Directions - Return only the number of lines holding the word "color".

(Excerpts from a figure dataset)
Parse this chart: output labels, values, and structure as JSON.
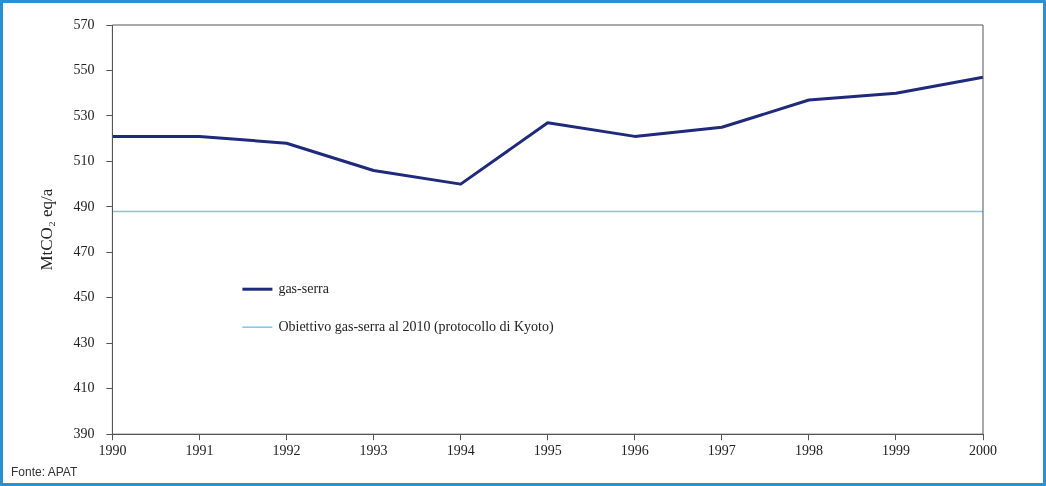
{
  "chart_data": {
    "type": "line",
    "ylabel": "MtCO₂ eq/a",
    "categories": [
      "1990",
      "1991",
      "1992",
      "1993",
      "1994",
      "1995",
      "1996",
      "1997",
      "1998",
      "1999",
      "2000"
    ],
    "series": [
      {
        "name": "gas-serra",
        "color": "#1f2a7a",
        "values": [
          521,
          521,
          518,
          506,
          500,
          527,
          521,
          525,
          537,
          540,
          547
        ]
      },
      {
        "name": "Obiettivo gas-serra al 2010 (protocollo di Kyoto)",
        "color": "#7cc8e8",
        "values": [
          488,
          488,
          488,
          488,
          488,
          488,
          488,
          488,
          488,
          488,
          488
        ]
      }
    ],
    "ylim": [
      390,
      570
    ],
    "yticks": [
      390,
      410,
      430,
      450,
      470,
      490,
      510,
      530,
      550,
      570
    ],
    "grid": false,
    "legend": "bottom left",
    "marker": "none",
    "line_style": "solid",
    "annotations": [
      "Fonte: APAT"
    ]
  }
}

...

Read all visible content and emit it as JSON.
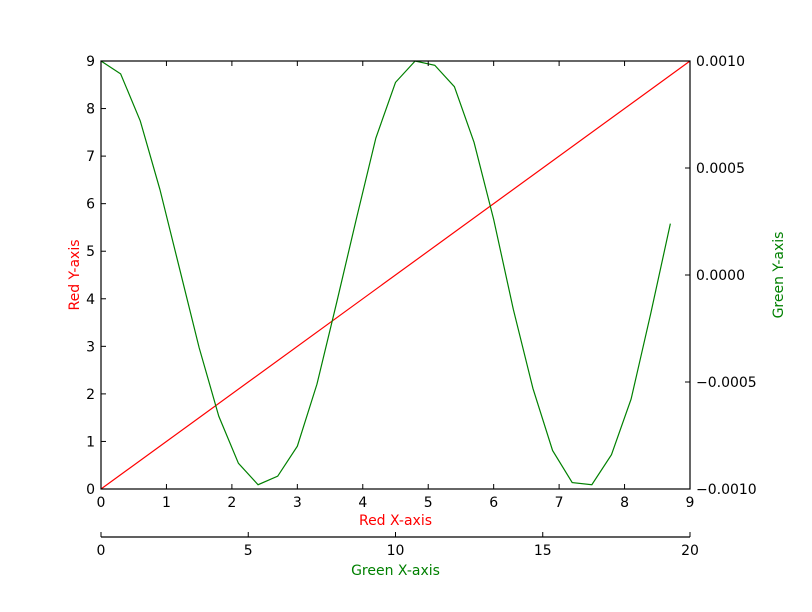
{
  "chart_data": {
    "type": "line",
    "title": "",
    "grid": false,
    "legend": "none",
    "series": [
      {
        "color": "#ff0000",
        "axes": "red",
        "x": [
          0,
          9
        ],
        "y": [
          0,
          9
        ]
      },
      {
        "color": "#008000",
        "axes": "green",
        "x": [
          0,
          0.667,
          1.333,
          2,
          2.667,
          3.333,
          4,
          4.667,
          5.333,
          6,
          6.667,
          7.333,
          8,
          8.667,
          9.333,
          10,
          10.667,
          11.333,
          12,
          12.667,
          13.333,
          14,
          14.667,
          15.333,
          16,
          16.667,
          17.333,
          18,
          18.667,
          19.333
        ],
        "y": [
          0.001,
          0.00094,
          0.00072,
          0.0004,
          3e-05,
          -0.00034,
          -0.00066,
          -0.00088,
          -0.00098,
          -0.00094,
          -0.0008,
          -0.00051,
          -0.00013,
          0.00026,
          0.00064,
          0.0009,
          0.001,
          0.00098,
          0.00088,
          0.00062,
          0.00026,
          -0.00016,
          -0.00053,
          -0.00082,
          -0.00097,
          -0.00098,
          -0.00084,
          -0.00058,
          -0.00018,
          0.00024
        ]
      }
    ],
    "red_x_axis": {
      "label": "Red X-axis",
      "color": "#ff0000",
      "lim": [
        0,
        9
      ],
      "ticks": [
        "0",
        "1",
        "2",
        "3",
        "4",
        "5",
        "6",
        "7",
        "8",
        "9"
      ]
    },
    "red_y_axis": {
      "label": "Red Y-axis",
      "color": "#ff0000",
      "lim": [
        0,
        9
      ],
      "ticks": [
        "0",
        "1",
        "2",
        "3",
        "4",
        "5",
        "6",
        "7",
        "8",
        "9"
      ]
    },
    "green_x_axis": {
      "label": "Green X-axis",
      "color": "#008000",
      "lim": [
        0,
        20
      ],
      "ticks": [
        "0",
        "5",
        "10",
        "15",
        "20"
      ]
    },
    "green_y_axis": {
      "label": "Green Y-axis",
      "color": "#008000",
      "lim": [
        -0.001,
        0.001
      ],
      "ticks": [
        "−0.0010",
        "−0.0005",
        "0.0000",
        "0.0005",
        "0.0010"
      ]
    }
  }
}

Exercise answer - 8